- **STATED PROBLEM**:
Which lines in the listing below contain the string "Nameservers"? Copy each of them.

+--

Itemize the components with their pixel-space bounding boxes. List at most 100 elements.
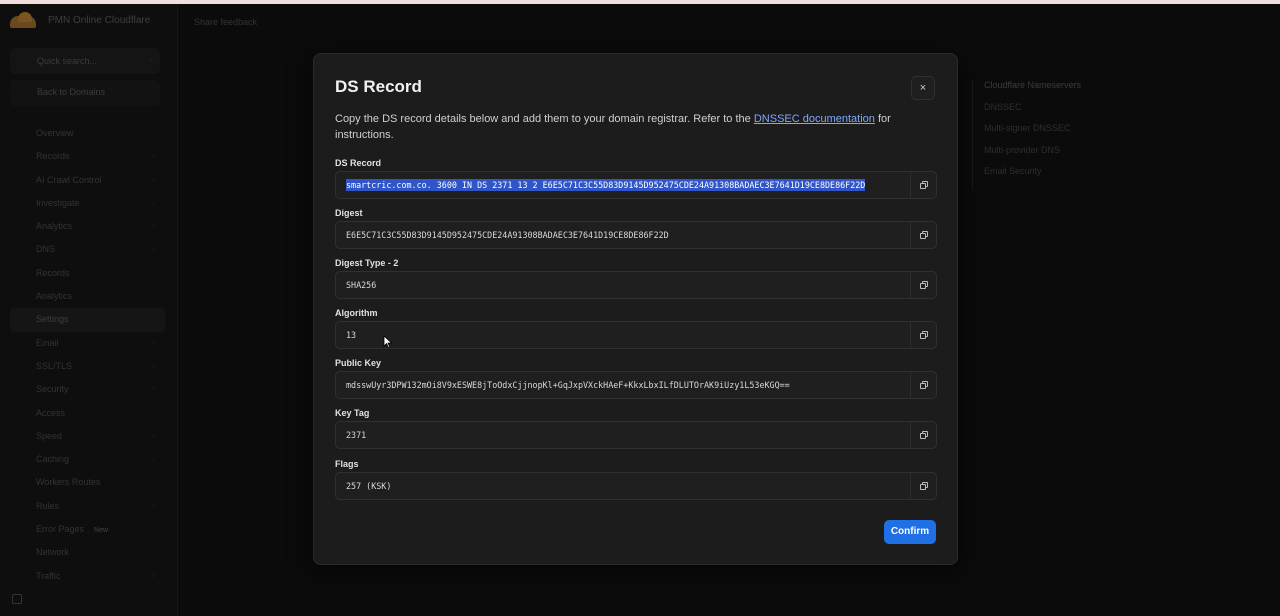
key-tag-value[interactable]: 2371 (346, 430, 366, 440)
sidebar-item[interactable]: AI Crawl Control › (10, 169, 165, 192)
sidebar-item[interactable]: Settings (10, 308, 165, 332)
public-key-value[interactable]: mdsswUyr3DPW132mOi8V9xESWE8jToOdxCjjnopK… (346, 380, 790, 390)
sidebar-item[interactable]: Records (10, 262, 165, 285)
copy-flags-button[interactable] (910, 473, 936, 499)
sidebar-item-label: Analytics (36, 221, 73, 232)
sidebar-item-label: Rules (36, 500, 60, 511)
chevron-right-icon: › (152, 454, 155, 464)
settings-outline: Cloudflare Nameservers DNSSEC Multi-signe… (972, 80, 1182, 190)
outline-item[interactable]: Multi-signer DNSSEC (984, 123, 1182, 144)
digest-type-2-value[interactable]: SHA256 (346, 280, 376, 290)
digest-type-2-label: Digest Type - 2 (335, 258, 399, 268)
copy-key-tag-button[interactable] (910, 422, 936, 448)
sidebar-item-label: SSL/TLS (36, 360, 73, 371)
flags-value[interactable]: 257 (KSK) (346, 481, 391, 491)
sidebar-item[interactable]: Network (10, 541, 165, 564)
sidebar-item[interactable]: SSL/TLS › (10, 355, 165, 378)
back-to-domains-button[interactable]: Back to Domains (10, 80, 160, 106)
sidebar-item[interactable]: Rules › (10, 495, 165, 518)
copy-icon (920, 431, 928, 439)
mouse-cursor-icon (383, 335, 393, 349)
copy-public-key-button[interactable] (910, 372, 936, 398)
sidebar-item[interactable]: Speed › (10, 425, 165, 448)
public-key-field[interactable]: mdsswUyr3DPW132mOi8V9xESWE8jToOdxCjjnopK… (335, 371, 937, 399)
digest-field[interactable]: E6E5C71C3C55D83D9145D952475CDE24A91308BA… (335, 221, 937, 249)
chevron-right-icon: › (152, 197, 155, 207)
quick-search-button[interactable]: Quick search... › (10, 48, 160, 74)
digest-value[interactable]: E6E5C71C3C55D83D9145D952475CDE24A91308BA… (346, 230, 669, 240)
sidebar-item[interactable]: Caching › (10, 448, 165, 471)
flags-field[interactable]: 257 (KSK) (335, 472, 937, 500)
sidebar-item-label: Investigate (36, 197, 80, 208)
dialog-description: Copy the DS record details below and add… (335, 111, 925, 143)
sidebar-item[interactable]: Investigate › (10, 192, 165, 215)
sidebar-item-label: AI Crawl Control (36, 174, 102, 185)
sidebar-item[interactable]: Error Pages New (10, 518, 165, 541)
outline-title[interactable]: Cloudflare Nameservers (984, 80, 1182, 90)
copy-icon (920, 181, 928, 189)
sidebar-item[interactable]: Records › (10, 145, 165, 168)
quick-search-label: Quick search... (37, 56, 98, 66)
confirm-button[interactable]: Confirm (884, 520, 936, 544)
chevron-right-icon: › (152, 174, 155, 184)
copy-icon (920, 281, 928, 289)
key-tag-label: Key Tag (335, 408, 370, 418)
chevron-right-icon: › (152, 360, 155, 370)
cloudflare-logo-icon (10, 12, 38, 28)
sidebar-item[interactable]: Email › (10, 332, 165, 355)
sidebar-item-label: Records (36, 151, 70, 162)
account-switcher[interactable]: PMN Online Cloudflare (10, 12, 150, 28)
sidebar: PMN Online Cloudflare Quick search... › … (0, 4, 178, 616)
chevron-right-icon: › (152, 570, 155, 580)
dnssec-documentation-link[interactable]: DNSSEC documentation (754, 113, 875, 125)
chevron-right-icon: › (152, 244, 155, 254)
sidebar-item-label: Access (36, 407, 66, 418)
copy-icon (920, 381, 928, 389)
copy-icon (920, 231, 928, 239)
back-to-domains-label: Back to Domains (37, 87, 106, 97)
algorithm-label: Algorithm (335, 308, 378, 318)
sidebar-item-label: DNS (36, 244, 56, 255)
copy-icon (920, 331, 928, 339)
flags-label: Flags (335, 459, 359, 469)
chevron-right-icon: › (152, 221, 155, 231)
sidebar-item[interactable]: Overview (10, 122, 165, 145)
outline-item[interactable]: Multi-provider DNS (984, 145, 1182, 166)
sidebar-item[interactable]: Analytics (10, 285, 165, 308)
copy-icon (920, 482, 928, 490)
digest-type-2-field[interactable]: SHA256 (335, 271, 937, 299)
close-button[interactable]: × (911, 76, 935, 100)
algorithm-value[interactable]: 13 (346, 330, 356, 340)
sidebar-item[interactable]: Workers Routes (10, 471, 165, 494)
sidebar-item[interactable]: DNS › (10, 238, 165, 261)
copy-digest-button[interactable] (910, 222, 936, 248)
chevron-right-icon: › (152, 337, 155, 347)
outline-item[interactable]: Email Security (984, 166, 1182, 187)
close-icon: × (919, 82, 927, 94)
sidebar-item[interactable]: Traffic › (10, 565, 165, 588)
copy-ds-record-button[interactable] (910, 172, 936, 198)
chevron-right-icon: › (152, 384, 155, 394)
sidebar-item[interactable]: Analytics › (10, 215, 165, 238)
key-tag-field[interactable]: 2371 (335, 421, 937, 449)
sidebar-item-label: Speed (36, 430, 63, 441)
sidebar-item[interactable]: Security › (10, 378, 165, 401)
sidebar-item-label: Security (36, 384, 69, 395)
sidebar-item-label: Overview (36, 128, 74, 138)
copy-digest-type-2-button[interactable] (910, 272, 936, 298)
public-key-label: Public Key (335, 358, 382, 368)
ds-record-field[interactable]: smartcric.com.co. 3600 IN DS 2371 13 2 E… (335, 171, 937, 199)
copy-algorithm-button[interactable] (910, 322, 936, 348)
ds-record-label: DS Record (335, 158, 382, 168)
collapse-sidebar-icon[interactable] (12, 594, 22, 604)
digest-label: Digest (335, 208, 363, 218)
chevron-right-icon: › (152, 430, 155, 440)
algorithm-field[interactable]: 13 (335, 321, 937, 349)
chevron-right-icon: › (152, 500, 155, 510)
sidebar-item-label: Network (36, 547, 70, 558)
ds-record-value[interactable]: smartcric.com.co. 3600 IN DS 2371 13 2 E… (346, 179, 866, 191)
sidebar-item[interactable]: Access (10, 402, 165, 425)
new-badge: New (94, 527, 109, 535)
share-feedback-link[interactable]: Share feedback (194, 17, 257, 27)
outline-item[interactable]: DNSSEC (984, 102, 1182, 123)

+--

- **REPLY TO THE EXERCISE**:
settings-outline: Cloudflare Nameservers DNSSEC Multi-signe… (972, 80, 1182, 190)
outline-title[interactable]: Cloudflare Nameservers (984, 80, 1182, 90)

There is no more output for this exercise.